» Record set:
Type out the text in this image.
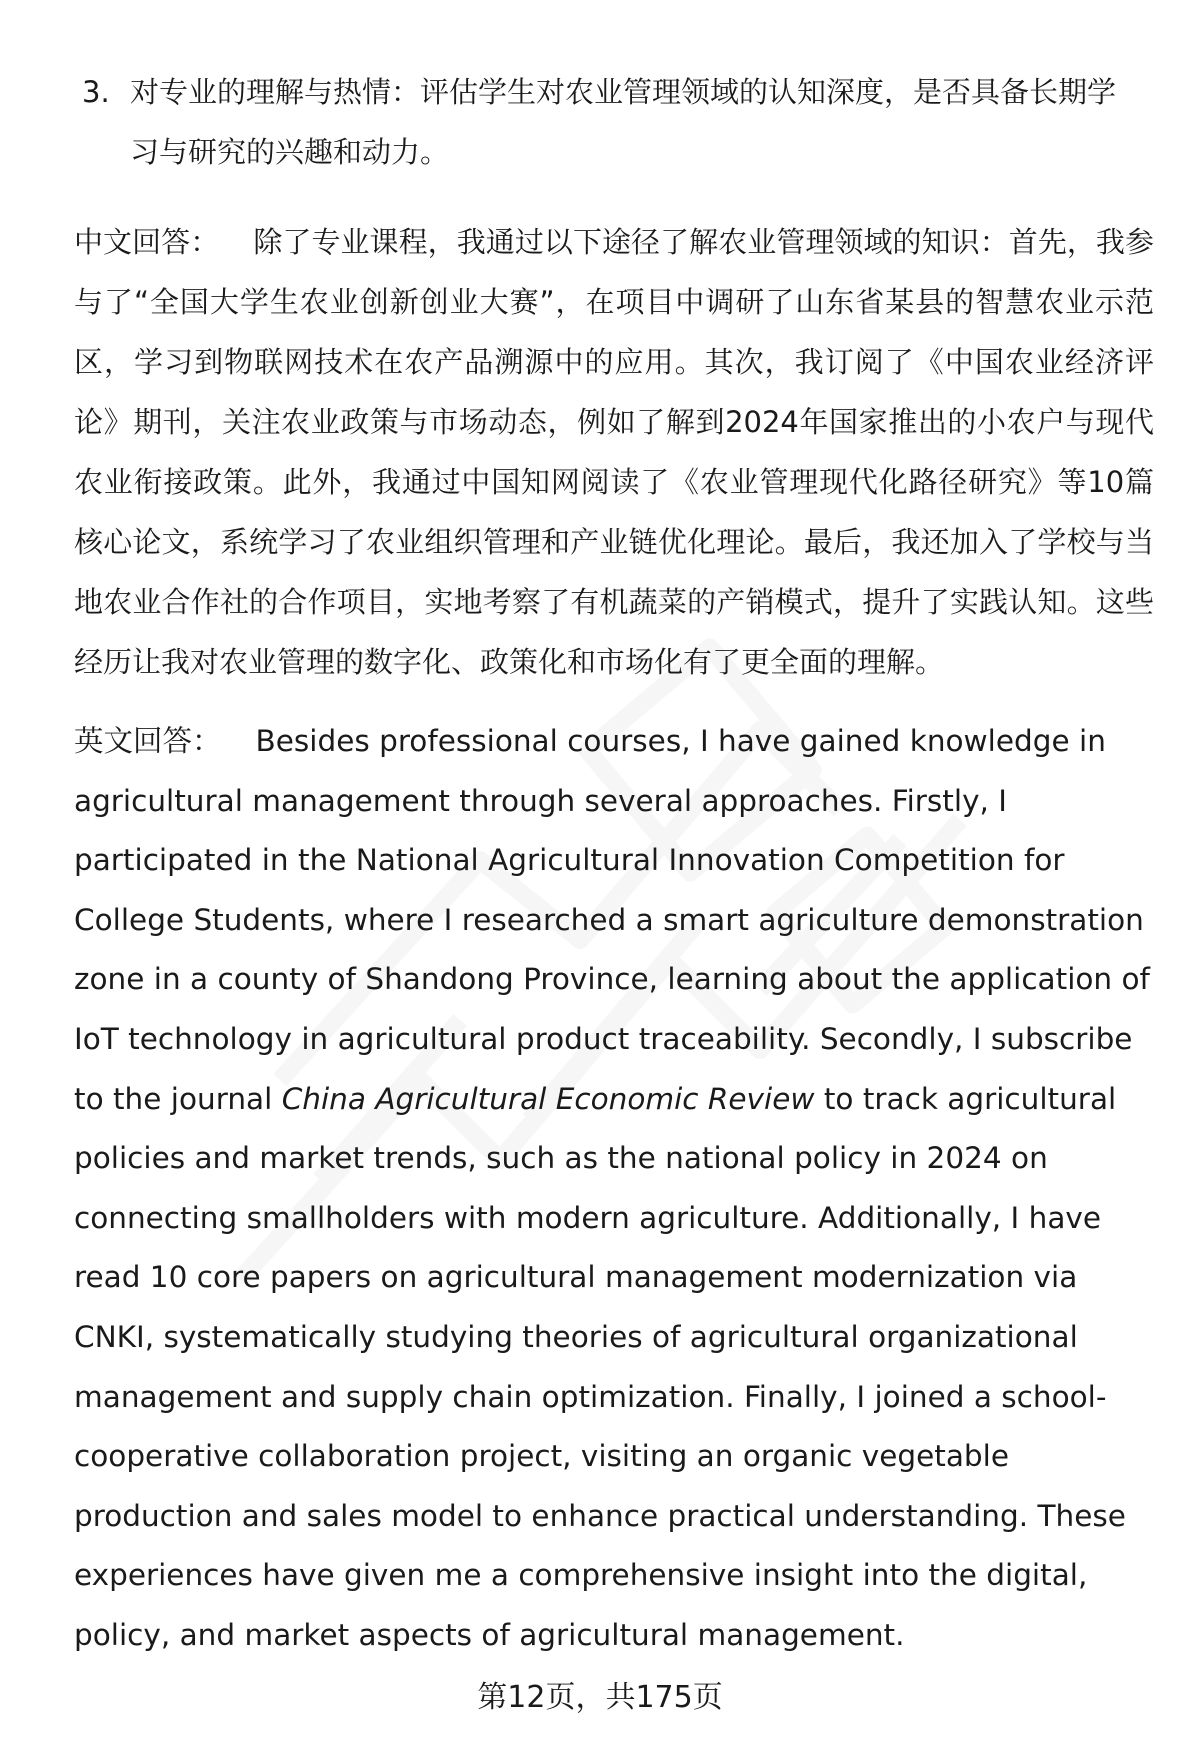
3. 对专业的理解与热情：评估学生对农业管理领域的认知深度，是否具备长期学
习与研究的兴趣和动力。
中文回答： 除了专业课程，我通过以下途径了解农业管理领域的知识：首先，我参与了“全国大学生农业创新创业大赛”，在项目中调研了山东省某县的智慧农业示范区，学习到物联网技术在农产品溯源中的应用。其次，我订阅了《中国农业经济评论》期刊，关注农业政策与市场动态，例如了解到2024年国家推出的小农户与现代农业衔接政策。此外，我通过中国知网阅读了《农业管理现代化路径研究》等10篇核心论文，系统学习了农业组织管理和产业链优化理论。最后，我还加入了学校与当地农业合作社的合作项目，实地考察了有机蔬菜的产销模式，提升了实践认知。这些经历让我对农业管理的数字化、政策化和市场化有了更全面的理解。
英文回答： Besides professional courses, I have gained knowledge in agricultural management through several approaches. Firstly, I participated in the National Agricultural Innovation Competition for College Students, where I researched a smart agriculture demonstration zone in a county of Shandong Province, learning about the application of IoT technology in agricultural product traceability. Secondly, I subscribe to the journal China Agricultural Economic Review to track agricultural policies and market trends, such as the national policy in 2024 on connecting smallholders with modern agriculture. Additionally, I have read 10 core papers on agricultural management modernization via CNKI, systematically studying theories of agricultural organizational management and supply chain optimization. Finally, I joined a school-cooperative collaboration project, visiting an organic vegetable production and sales model to enhance practical understanding. These experiences have given me a comprehensive insight into the digital, policy, and market aspects of agricultural management.
第12页，共175页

» Work to do: None of the pictures should appear; repeat the records exactly otherwise.

» Solution to this exercise:
Type out the text in this image.
3. 对专业的理解与热情：评估学生对农业管理领域的认知深度，是否具备长期学
习与研究的兴趣和动力。
中文回答： 除了专业课程，我通过以下途径了解农业管理领域的知识：首先，我参与了“全国大学生农业创新创业大赛”，在项目中调研了山东省某县的智慧农业示范区，学习到物联网技术在农产品溯源中的应用。其次，我订阅了《中国农业经济评论》期刊，关注农业政策与市场动态，例如了解到2024年国家推出的小农户与现代农业衔接政策。此外，我通过中国知网阅读了《农业管理现代化路径研究》等10篇核心论文，系统学习了农业组织管理和产业链优化理论。最后，我还加入了学校与当地农业合作社的合作项目，实地考察了有机蔬菜的产销模式，提升了实践认知。这些经历让我对农业管理的数字化、政策化和市场化有了更全面的理解。
英文回答： Besides professional courses, I have gained knowledge in agricultural management through several approaches. Firstly, I participated in the National Agricultural Innovation Competition for College Students, where I researched a smart agriculture demonstration zone in a county of Shandong Province, learning about the application of IoT technology in agricultural product traceability. Secondly, I subscribe to the journal China Agricultural Economic Review to track agricultural policies and market trends, such as the national policy in 2024 on connecting smallholders with modern agriculture. Additionally, I have read 10 core papers on agricultural management modernization via CNKI, systematically studying theories of agricultural organizational management and supply chain optimization. Finally, I joined a school-cooperative collaboration project, visiting an organic vegetable production and sales model to enhance practical understanding. These experiences have given me a comprehensive insight into the digital, policy, and market aspects of agricultural management.
第12页，共175页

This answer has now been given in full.